WRITTEN INSTRUCTION >>
In the entries below, find every line with "Financial" and copy it.

ENTRIES SUPPLIED >>
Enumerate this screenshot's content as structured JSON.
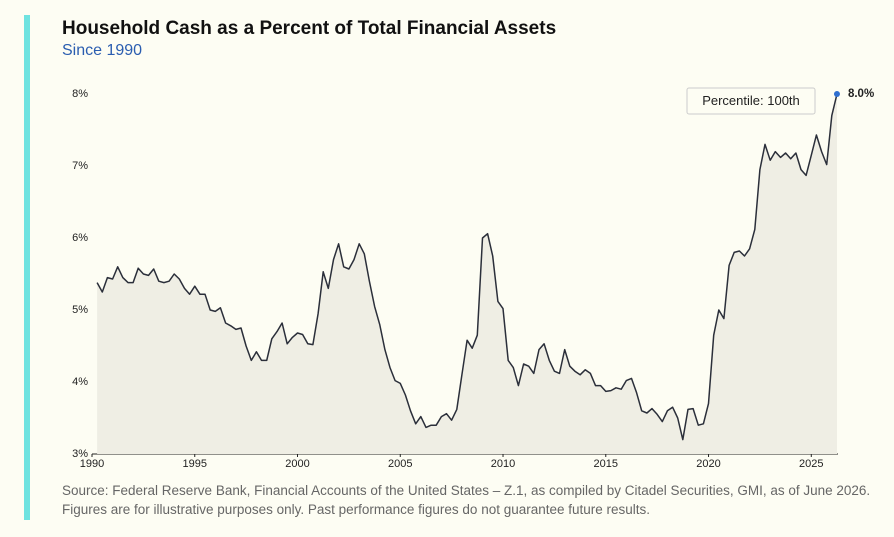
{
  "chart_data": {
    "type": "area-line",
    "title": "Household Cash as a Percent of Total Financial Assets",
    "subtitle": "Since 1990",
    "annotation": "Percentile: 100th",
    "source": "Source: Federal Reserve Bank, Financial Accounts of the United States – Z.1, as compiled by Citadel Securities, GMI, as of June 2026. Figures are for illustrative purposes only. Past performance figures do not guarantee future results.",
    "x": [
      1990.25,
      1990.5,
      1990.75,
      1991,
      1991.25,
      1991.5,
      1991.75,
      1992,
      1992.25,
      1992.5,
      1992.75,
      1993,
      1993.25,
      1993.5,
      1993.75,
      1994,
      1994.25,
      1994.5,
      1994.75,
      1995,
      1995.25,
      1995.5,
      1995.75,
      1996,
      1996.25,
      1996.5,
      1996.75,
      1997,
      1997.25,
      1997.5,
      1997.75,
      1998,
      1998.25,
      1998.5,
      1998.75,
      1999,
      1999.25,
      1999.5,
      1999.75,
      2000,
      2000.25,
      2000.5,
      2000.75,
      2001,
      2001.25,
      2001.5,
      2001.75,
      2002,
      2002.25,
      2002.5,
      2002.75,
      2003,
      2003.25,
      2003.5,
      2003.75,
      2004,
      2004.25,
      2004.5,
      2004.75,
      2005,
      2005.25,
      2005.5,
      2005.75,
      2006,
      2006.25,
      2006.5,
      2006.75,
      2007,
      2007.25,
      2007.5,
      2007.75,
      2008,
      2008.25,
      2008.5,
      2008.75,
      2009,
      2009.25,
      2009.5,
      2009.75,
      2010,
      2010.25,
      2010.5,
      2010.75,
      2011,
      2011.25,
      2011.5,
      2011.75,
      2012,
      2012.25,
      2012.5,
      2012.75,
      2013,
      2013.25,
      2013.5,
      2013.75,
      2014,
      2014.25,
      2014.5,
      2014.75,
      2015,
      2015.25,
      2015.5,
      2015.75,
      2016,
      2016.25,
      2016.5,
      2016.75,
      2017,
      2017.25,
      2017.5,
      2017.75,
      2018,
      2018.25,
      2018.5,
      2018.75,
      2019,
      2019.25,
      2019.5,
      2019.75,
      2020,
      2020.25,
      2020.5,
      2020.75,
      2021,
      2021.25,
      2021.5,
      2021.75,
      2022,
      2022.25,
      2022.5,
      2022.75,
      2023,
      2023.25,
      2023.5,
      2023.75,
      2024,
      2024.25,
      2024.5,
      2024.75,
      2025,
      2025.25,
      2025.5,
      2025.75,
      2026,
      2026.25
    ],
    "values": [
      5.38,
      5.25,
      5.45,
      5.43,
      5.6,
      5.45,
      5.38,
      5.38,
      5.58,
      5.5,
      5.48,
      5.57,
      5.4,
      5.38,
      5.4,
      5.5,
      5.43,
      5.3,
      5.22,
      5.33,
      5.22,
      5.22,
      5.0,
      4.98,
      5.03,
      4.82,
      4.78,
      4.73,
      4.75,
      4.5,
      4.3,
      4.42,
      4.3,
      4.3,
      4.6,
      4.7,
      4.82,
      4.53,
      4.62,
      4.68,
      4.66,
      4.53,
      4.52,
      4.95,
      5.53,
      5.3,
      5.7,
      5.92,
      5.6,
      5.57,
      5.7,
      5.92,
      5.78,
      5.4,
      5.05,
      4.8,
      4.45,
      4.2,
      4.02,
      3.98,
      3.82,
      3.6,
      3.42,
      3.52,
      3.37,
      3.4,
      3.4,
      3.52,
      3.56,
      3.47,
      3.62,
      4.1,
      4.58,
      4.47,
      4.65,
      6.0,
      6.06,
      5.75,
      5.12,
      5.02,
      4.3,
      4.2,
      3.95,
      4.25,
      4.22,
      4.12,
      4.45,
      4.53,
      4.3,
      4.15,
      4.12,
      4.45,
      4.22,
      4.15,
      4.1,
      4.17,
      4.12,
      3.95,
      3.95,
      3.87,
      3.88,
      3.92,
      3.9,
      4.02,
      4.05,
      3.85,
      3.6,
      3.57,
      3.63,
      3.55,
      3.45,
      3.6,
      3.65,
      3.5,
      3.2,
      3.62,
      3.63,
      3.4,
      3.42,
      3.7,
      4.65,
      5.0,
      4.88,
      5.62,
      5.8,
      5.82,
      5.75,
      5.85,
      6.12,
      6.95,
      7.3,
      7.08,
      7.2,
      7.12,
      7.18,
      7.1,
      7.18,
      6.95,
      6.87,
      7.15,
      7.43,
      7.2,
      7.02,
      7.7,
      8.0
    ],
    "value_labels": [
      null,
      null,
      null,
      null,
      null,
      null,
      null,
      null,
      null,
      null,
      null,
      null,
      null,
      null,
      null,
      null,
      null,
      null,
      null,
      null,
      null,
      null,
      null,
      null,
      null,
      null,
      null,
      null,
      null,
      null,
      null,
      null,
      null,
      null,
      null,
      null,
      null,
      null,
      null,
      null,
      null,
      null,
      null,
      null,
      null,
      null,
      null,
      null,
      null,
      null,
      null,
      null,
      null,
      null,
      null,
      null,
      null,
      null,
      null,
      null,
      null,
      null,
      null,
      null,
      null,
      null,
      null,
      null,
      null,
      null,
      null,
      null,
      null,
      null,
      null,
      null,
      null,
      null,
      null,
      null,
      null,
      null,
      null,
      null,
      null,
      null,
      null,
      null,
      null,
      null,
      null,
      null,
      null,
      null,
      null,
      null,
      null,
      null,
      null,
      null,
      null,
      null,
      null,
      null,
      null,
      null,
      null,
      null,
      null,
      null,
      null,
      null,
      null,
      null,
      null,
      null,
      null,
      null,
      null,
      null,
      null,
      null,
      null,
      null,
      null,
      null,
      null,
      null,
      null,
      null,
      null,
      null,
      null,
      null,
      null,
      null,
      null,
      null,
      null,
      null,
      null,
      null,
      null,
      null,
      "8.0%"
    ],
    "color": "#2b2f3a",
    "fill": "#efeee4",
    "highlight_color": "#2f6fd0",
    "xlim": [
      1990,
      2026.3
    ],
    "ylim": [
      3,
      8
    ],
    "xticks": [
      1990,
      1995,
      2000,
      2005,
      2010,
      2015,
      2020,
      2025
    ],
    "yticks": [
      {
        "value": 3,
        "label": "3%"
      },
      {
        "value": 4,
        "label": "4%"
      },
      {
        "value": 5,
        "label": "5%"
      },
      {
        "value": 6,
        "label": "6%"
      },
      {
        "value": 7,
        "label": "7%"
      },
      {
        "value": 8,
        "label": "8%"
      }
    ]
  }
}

IN RESPONSE >>
    "title": "Household Cash as a Percent of Total Financial Assets",
    "source": "Source: Federal Reserve Bank, Financial Accounts of the United States – Z.1, as compiled by Citadel Securities, GMI, as of June 2026. Figures are for illustrative purposes only. Past performance figures do not guarantee future results.",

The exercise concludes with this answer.